> TASK
Find every line in the records below that holds the word "давления" and copy it.

> RAW DATA
*****
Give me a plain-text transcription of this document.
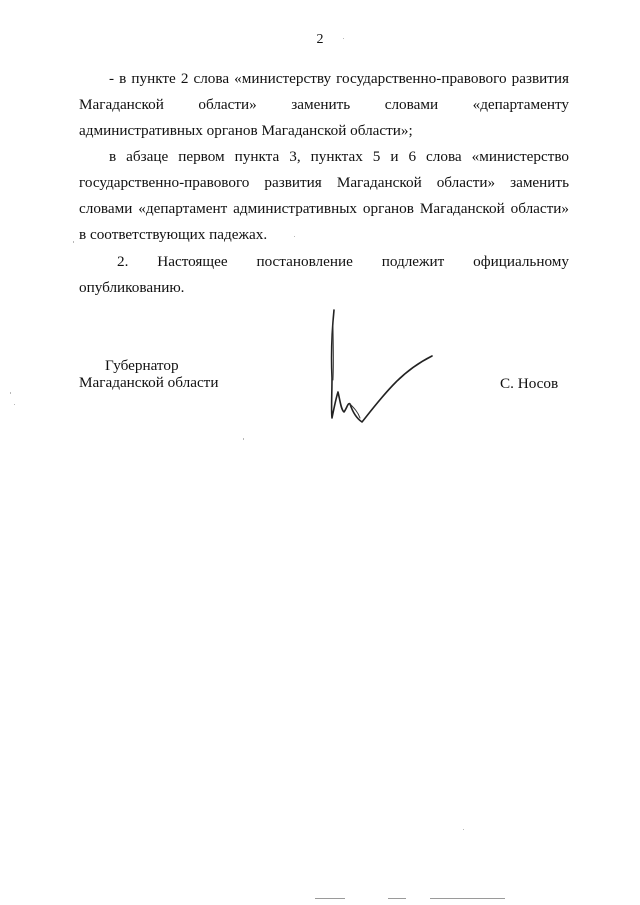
2

- в пункте 2 слова «министерству государственно-правового развития Магаданской области» заменить словами «департаменту административных органов Магаданской области»;

в абзаце первом пункта 3, пунктах 5 и 6 слова «министерство государственно-правового развития Магаданской области» заменить словами «департамент административных органов Магаданской области» в соответствующих падежах.

2. Настоящее постановление подлежит официальному
опубликованию.
Губернатор
Магаданской области	С. Носов
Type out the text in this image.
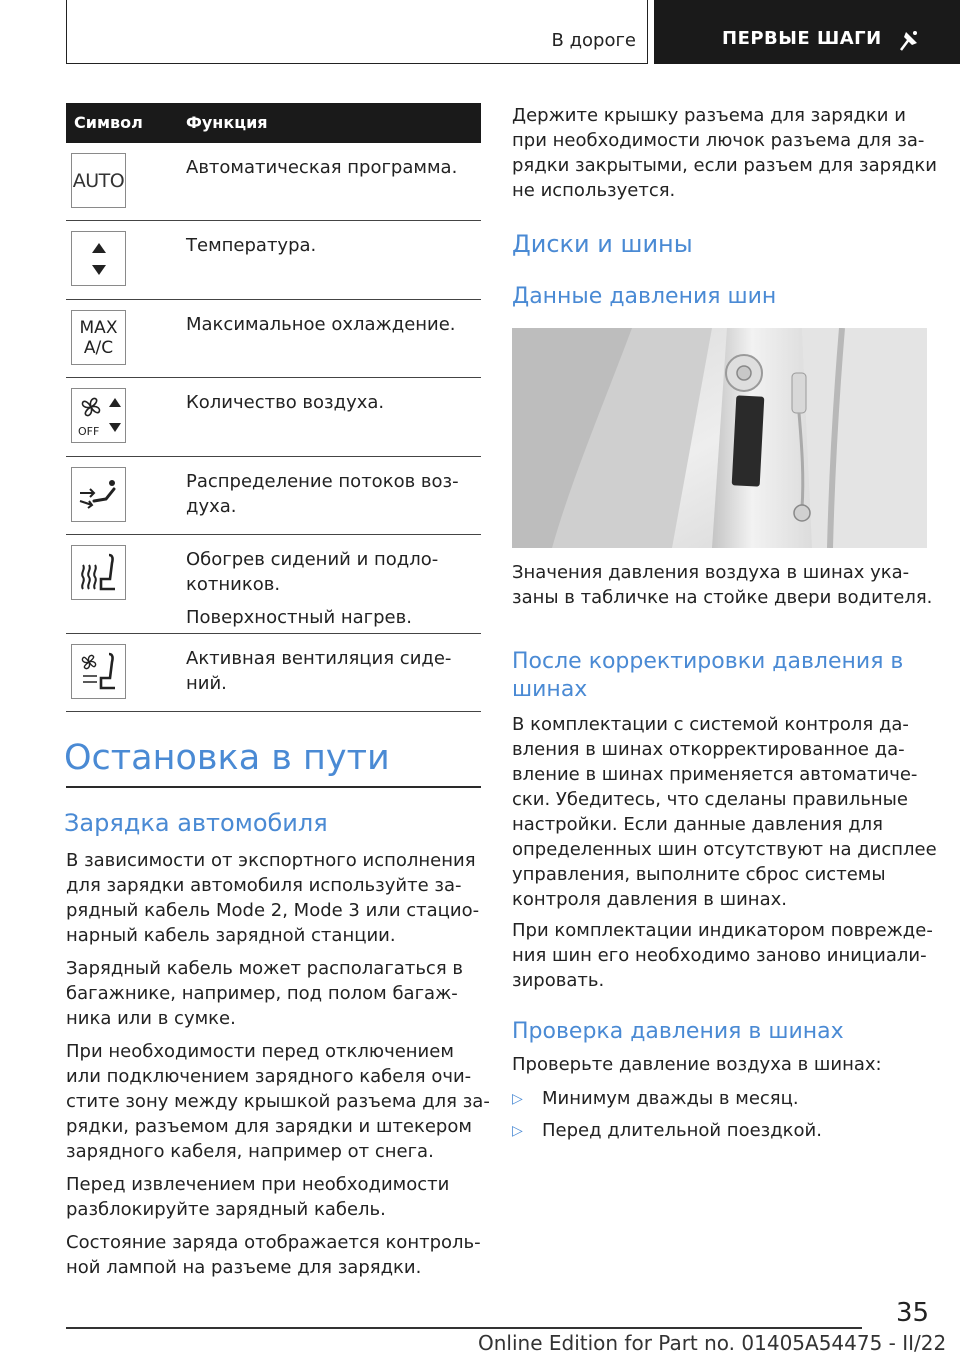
В дороге	ПЕРВЫЕ ШАГИ
Символ	Функция
AUTO

Автоматическая программа.

Температура.

MAX
A/C

Максимальное охлаждение.

OFF

Количество воздуха.

Распределение потоков воз-

духа.

Обогрев сидений и подло-

котников.

Поверхностный нагрев.

Активная вентиляция сиде-

ний.

Остановка в пути
Зарядка автомобиля
В зависимости от экспортного исполнения
для зарядки автомобиля используйте за-
рядный кабель Mode 2, Mode 3 или стацио-
нарный кабель зарядной станции.
Зарядный кабель может располагаться в
багажнике, например, под полом багаж-
ника или в сумке.
При необходимости перед отключением
или подключением зарядного кабеля очи-
стите зону между крышкой разъема для за-
рядки, разъемом для зарядки и штекером
зарядного кабеля, например от снега.
Перед извлечением при необходимости
разблокируйте зарядный кабель.
Состояние заряда отображается контроль-
ной лампой на разъеме для зарядки.
Держите крышку разъема для зарядки и
при необходимости лючок разъема для за-
рядки закрытыми, если разъем для зарядки
не используется.
Диски и шины
Данные давления шин
Значения давления воздуха в шинах ука-
заны в табличке на стойке двери водителя.
После корректировки давления в
шинах
В комплектации с системой контроля да-
вления в шинах откорректированное да-
вление в шинах применяется автоматиче-
ски. Убедитесь, что сделаны правильные
настройки. Если данные давления для
определенных шин отсутствуют на дисплее
управления, выполните сброс системы
контроля давления в шинах.
При комплектации индикатором поврежде-
ния шин его необходимо заново инициали-
зировать.
Проверка давления в шинах
Проверьте давление воздуха в шинах:
▷ Минимум дважды в месяц.
▷ Перед длительной поездкой.
35
Online Edition for Part no. 01405A54475 - II/22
*****
> RESPONSE TO THE EXERCISE
Данные давления шин
Значения давления воздуха в шинах ука-
После корректировки давления в
настройки. Если данные давления для
контроля давления в шинах.
Проверка давления в шинах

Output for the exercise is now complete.